### Exercise details:
Filter the data below for the string "Default" and copy each matching line.

>> Start

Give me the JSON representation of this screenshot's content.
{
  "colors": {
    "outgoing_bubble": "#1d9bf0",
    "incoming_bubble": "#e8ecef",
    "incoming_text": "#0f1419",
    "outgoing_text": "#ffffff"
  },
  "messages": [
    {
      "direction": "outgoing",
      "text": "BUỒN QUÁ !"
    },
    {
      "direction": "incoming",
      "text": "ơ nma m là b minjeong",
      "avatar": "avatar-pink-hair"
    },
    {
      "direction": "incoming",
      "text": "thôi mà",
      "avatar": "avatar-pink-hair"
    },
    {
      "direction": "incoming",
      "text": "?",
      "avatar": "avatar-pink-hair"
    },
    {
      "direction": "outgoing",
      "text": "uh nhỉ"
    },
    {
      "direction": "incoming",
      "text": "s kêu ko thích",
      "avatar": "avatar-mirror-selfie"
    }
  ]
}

>> End
>> Start

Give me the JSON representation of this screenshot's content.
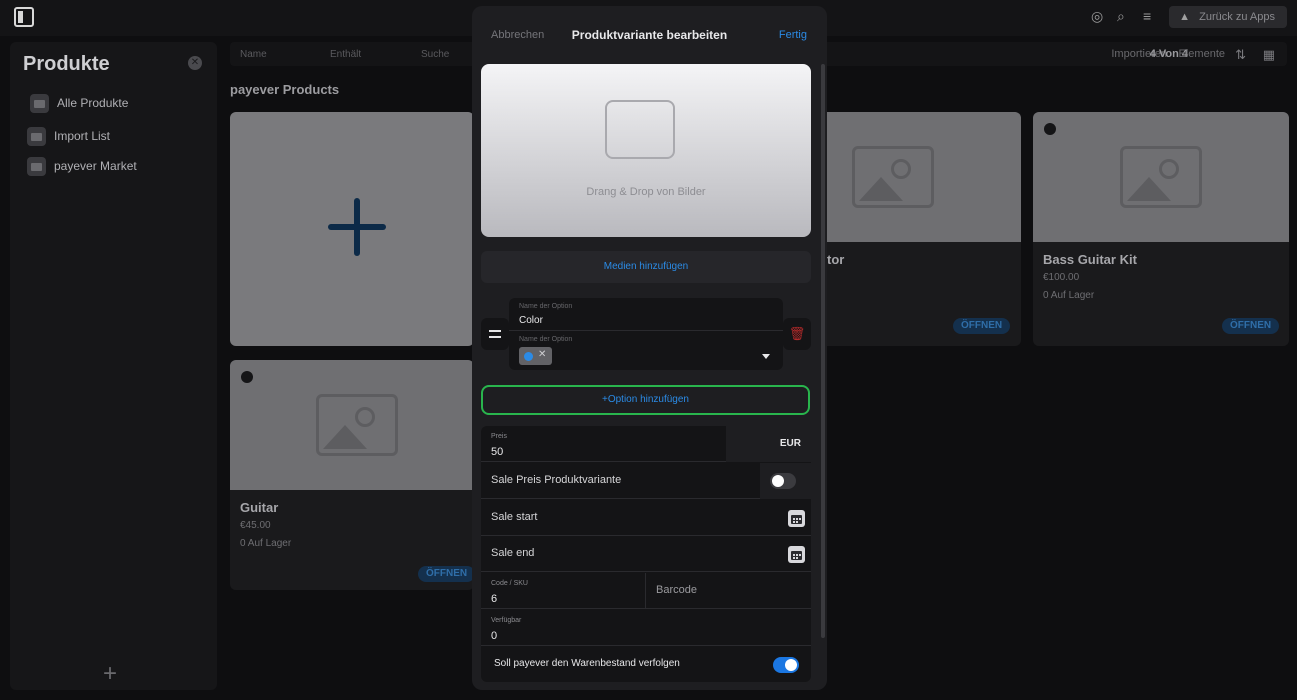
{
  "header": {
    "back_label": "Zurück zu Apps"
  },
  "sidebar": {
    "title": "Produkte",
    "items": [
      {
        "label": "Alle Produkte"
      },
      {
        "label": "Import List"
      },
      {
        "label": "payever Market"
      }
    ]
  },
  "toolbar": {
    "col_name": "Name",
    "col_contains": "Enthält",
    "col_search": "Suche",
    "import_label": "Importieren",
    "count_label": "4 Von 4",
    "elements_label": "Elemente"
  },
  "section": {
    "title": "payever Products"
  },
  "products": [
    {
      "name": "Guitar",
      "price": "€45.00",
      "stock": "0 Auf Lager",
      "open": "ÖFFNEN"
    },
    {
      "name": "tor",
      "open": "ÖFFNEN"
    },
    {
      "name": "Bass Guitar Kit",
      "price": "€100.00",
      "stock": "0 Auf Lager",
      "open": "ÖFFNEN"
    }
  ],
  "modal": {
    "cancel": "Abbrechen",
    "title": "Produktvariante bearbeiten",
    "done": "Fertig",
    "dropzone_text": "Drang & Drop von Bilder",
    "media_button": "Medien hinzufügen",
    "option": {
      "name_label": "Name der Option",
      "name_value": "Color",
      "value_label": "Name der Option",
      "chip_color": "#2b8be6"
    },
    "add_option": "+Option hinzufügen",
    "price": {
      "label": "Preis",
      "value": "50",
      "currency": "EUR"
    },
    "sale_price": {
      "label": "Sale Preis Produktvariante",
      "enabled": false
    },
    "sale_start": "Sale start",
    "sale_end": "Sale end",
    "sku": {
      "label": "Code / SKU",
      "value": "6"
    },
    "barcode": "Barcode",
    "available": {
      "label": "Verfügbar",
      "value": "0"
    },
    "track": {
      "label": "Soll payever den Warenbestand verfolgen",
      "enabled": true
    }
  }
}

>> End
>> Start

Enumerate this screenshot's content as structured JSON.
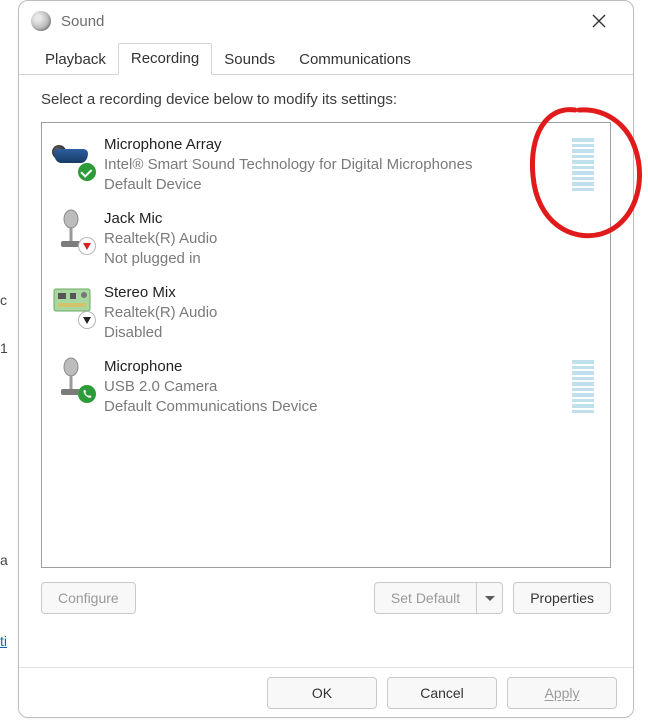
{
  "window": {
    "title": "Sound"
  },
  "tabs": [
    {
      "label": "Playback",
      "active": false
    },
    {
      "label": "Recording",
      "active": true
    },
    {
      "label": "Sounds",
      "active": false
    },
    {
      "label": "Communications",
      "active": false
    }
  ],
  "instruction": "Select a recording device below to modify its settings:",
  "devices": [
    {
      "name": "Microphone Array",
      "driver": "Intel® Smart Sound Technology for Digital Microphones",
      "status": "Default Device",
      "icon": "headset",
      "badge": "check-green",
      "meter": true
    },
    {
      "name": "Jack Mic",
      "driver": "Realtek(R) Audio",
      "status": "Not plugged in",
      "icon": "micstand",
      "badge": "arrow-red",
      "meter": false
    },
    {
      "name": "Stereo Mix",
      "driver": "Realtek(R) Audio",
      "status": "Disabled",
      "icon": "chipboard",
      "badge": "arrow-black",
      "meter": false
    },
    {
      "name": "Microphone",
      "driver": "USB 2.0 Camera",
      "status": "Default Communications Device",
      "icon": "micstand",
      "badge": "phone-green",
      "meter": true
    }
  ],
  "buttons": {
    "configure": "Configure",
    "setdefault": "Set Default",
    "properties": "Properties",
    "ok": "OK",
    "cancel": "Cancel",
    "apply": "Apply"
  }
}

>> End

### Response for this exercise:
      "status": "Default Device",
      "status": "Default Communications Device",
    "setdefault": "Set Default",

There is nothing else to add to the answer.